* READING PASSAGE
===============

Overview
OpenLitterMap is a free citizen-science app that lets anyone photograph and tag pieces of litter to build a public, open map of plastic pollution. Volunteers worldwide add geotagged photos that record where, when, and what was littered — down to the brand printed on the wrapper. The data is published openly so researchers, councils, and educators can study pollution patterns and act on them.
The project was founded in Ireland in 2017 by geographer Seán Lynch and is recognised by the Digital Public Goods Alliance as a tool aligned with the United Nations Sustainable Development Goals1. It rewards verified contributors with Littercoin, a token issued on the Cardano blockchain — an idea introduced in the project's peer-reviewed launch paper as a way to apply blockchain incentives to producing open environmental data2. OpenLitterMap sits in the impact corner of the Cardano ecosystem and is part of the Cardano4Climate working group.
Key Features
- Public map of every reported piece of litter. Every verified upload appears as a point on a global, browsable map, alongside live notifications of new submissions from around the world3.
- Photos tagged down to the brand. Contributors don't just log "plastic bottle" — they record the object, material, and brand visible on the packaging, so the dataset can show which companies' products turn up most often in the environment.
- Cardano-based contributor reward. Verified data producers earn Littercoin, an open-data reward token that migrated from Ethereum to Cardano in 2021 with a Project Catalyst community grant4. The token is intended for community use rather than exchange trading.
- Recognised Digital Public Good. OpenLitterMap is listed in the official Digital Public Goods Alliance registry, a UN-endorsed catalogue of open-source tools that advance the Sustainable Development Goals1.

===============

* DATA FOR ANALYSIS
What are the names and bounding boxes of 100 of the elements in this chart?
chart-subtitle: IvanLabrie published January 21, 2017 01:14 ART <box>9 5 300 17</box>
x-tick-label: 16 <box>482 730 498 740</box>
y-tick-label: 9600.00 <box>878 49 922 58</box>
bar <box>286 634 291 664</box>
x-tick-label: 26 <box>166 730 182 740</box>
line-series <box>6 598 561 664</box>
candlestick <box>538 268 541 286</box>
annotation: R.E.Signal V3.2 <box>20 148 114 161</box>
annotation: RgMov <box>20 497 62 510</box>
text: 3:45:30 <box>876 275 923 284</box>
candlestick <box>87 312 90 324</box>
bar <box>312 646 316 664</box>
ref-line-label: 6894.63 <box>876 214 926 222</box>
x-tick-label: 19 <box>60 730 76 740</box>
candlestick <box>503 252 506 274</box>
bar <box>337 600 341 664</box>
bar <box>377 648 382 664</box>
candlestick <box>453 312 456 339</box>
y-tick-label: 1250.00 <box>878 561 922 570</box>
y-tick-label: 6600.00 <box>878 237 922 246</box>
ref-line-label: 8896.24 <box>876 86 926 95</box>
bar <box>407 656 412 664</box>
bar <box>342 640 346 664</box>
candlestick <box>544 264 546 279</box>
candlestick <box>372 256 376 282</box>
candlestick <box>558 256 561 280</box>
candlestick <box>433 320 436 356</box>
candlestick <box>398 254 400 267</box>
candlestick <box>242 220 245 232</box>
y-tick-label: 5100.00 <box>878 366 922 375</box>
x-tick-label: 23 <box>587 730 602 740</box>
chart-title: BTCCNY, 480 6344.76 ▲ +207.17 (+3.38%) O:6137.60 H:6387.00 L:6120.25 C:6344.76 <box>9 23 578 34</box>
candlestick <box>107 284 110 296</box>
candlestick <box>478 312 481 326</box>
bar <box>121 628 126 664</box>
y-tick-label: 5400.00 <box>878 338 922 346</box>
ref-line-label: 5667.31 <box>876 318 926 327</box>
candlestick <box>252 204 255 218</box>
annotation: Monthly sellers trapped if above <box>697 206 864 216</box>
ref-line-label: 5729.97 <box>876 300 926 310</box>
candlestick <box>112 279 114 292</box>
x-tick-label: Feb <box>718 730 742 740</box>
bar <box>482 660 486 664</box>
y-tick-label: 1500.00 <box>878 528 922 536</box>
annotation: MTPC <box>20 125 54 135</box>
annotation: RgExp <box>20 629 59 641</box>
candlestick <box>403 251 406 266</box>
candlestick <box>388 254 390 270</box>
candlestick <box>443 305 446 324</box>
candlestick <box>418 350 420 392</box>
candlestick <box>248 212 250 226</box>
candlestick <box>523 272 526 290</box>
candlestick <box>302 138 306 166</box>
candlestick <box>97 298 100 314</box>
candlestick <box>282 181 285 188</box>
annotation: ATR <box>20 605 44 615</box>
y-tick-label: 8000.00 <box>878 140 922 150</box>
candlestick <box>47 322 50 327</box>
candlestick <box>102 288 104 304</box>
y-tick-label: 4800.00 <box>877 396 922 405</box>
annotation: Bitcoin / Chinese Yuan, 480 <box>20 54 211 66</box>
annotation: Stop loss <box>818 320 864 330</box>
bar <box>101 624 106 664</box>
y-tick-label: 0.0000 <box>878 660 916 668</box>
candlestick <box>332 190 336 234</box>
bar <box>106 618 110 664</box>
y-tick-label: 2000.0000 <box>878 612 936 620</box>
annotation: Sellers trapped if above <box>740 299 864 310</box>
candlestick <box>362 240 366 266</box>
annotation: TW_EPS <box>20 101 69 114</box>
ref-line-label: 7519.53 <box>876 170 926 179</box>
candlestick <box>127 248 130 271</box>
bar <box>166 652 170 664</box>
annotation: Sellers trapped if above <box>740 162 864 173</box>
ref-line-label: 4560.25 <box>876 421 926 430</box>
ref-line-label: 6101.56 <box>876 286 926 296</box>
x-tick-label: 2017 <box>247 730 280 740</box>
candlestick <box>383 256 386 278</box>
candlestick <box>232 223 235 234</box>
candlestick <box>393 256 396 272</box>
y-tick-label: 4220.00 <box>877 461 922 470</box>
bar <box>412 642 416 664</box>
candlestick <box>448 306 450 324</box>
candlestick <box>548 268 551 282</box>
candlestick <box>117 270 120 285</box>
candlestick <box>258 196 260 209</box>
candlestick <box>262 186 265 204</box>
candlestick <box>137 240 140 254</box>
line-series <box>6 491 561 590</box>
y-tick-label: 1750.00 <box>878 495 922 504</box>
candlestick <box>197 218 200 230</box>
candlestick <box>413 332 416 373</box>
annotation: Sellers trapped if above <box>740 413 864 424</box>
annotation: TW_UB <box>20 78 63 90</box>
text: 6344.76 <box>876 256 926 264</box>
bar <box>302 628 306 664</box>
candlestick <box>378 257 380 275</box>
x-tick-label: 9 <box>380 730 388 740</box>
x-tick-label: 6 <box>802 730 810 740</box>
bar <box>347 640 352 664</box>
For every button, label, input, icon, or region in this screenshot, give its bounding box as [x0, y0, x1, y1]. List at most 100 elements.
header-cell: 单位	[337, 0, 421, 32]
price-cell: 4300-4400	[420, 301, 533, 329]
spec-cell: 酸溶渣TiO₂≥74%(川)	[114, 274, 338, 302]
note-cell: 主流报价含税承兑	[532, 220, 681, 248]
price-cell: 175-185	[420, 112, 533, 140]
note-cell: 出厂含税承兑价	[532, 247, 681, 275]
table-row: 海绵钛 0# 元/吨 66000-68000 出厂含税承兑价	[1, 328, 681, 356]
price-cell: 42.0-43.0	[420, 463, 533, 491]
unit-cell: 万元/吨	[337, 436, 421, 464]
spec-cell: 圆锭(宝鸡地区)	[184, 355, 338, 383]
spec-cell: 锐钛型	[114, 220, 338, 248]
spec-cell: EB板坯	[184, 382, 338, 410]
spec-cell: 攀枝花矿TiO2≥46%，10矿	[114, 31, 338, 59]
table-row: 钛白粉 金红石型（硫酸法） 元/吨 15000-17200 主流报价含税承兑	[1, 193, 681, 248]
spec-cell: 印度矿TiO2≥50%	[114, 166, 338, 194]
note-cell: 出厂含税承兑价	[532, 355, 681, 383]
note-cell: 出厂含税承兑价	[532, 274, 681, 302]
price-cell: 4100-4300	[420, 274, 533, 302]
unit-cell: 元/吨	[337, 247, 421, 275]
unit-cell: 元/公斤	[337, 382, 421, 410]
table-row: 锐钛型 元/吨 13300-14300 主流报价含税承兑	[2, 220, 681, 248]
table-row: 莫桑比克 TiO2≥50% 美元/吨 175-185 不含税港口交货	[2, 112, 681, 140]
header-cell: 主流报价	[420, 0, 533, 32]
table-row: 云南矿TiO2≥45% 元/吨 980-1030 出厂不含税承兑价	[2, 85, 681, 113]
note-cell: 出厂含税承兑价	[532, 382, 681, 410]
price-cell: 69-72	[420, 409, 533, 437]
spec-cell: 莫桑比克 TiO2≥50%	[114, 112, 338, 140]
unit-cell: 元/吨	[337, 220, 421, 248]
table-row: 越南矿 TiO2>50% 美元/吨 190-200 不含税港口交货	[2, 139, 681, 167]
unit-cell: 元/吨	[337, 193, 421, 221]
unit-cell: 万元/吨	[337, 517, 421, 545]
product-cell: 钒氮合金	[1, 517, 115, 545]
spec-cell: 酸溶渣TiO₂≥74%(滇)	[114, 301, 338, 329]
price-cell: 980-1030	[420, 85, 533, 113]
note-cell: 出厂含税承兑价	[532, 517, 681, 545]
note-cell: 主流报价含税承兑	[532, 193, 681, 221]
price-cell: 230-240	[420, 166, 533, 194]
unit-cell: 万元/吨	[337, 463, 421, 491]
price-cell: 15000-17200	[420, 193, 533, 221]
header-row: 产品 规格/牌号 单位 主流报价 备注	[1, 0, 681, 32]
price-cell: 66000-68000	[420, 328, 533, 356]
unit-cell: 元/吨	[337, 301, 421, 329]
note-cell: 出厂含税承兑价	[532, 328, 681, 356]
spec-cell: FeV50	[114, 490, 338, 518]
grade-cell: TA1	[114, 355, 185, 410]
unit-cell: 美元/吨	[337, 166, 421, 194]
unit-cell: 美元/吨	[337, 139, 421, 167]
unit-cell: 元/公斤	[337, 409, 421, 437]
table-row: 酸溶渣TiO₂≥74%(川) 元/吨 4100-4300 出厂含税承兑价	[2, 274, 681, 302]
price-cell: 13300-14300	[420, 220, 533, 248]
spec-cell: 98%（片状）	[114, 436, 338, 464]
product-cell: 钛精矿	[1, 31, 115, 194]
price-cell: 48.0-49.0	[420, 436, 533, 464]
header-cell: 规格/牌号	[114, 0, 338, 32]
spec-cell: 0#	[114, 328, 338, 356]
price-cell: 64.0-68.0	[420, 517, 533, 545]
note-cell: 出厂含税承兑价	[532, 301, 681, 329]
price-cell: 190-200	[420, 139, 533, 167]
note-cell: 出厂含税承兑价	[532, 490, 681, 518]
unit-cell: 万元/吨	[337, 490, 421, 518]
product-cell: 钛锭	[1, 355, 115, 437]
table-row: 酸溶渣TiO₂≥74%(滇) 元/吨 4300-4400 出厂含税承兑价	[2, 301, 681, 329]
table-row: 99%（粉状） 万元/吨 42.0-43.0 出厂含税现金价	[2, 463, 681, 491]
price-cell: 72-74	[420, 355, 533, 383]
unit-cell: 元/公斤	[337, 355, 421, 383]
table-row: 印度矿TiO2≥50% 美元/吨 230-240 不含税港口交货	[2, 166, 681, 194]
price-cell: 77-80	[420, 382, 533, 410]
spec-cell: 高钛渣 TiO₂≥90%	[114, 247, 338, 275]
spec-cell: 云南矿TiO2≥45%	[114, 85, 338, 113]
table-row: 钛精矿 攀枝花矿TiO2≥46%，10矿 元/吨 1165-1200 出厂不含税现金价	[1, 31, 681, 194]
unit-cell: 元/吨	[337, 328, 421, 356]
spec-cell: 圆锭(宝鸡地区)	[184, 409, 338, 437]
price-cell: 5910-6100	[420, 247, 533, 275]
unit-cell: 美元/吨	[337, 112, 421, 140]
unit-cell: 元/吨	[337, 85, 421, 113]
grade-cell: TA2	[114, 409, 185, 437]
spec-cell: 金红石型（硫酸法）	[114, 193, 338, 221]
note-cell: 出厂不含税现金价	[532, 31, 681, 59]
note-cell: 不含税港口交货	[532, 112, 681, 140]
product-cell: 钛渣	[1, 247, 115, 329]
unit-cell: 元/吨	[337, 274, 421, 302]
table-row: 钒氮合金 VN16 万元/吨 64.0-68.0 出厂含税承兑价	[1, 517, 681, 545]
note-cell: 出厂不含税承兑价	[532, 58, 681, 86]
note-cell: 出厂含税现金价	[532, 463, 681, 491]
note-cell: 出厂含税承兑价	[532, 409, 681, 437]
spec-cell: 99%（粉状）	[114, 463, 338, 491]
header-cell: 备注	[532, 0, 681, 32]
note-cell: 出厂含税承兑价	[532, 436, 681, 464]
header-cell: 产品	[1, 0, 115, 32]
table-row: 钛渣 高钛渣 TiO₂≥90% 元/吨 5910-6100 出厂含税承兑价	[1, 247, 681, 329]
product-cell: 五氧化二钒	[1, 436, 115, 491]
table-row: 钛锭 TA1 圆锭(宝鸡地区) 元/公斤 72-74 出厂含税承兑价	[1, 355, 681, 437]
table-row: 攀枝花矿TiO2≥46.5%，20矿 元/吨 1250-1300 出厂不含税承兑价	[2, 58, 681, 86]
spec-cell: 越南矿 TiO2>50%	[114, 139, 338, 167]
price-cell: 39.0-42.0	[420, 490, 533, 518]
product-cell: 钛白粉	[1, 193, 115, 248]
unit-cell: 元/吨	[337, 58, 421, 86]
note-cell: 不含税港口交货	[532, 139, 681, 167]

===============

* STUDY QUESTIONS
[1] Using the OpenLitterMap overview, decide whether each statement below agrees with it. For each, answer yes or no and quote the deciding words from the overview.
(a) OpenLitterMap was founded in Ireland in 2017.
(b) Littercoin is meant mainly for trading on exchanges.
(c) Littercoin moved to Cardano from Ethereum in 2021.
[2] List the title of every feature under the "Key Features" heading of the OpenLitterMap overview.

* EXPECTED RESULTS
[1]
(a) Yes: "The project was founded in Ireland in 2017 by geographer Seán Lynch"
(b) No: "The token is intended for community use rather than exchange trading."
(c) Yes: "migrated from Ethereum to Cardano in 2021"

[2]
- Public map of every reported piece of litter
- Photos tagged down to the brand
- Cardano-based contributor reward
- Recognised Digital Public Good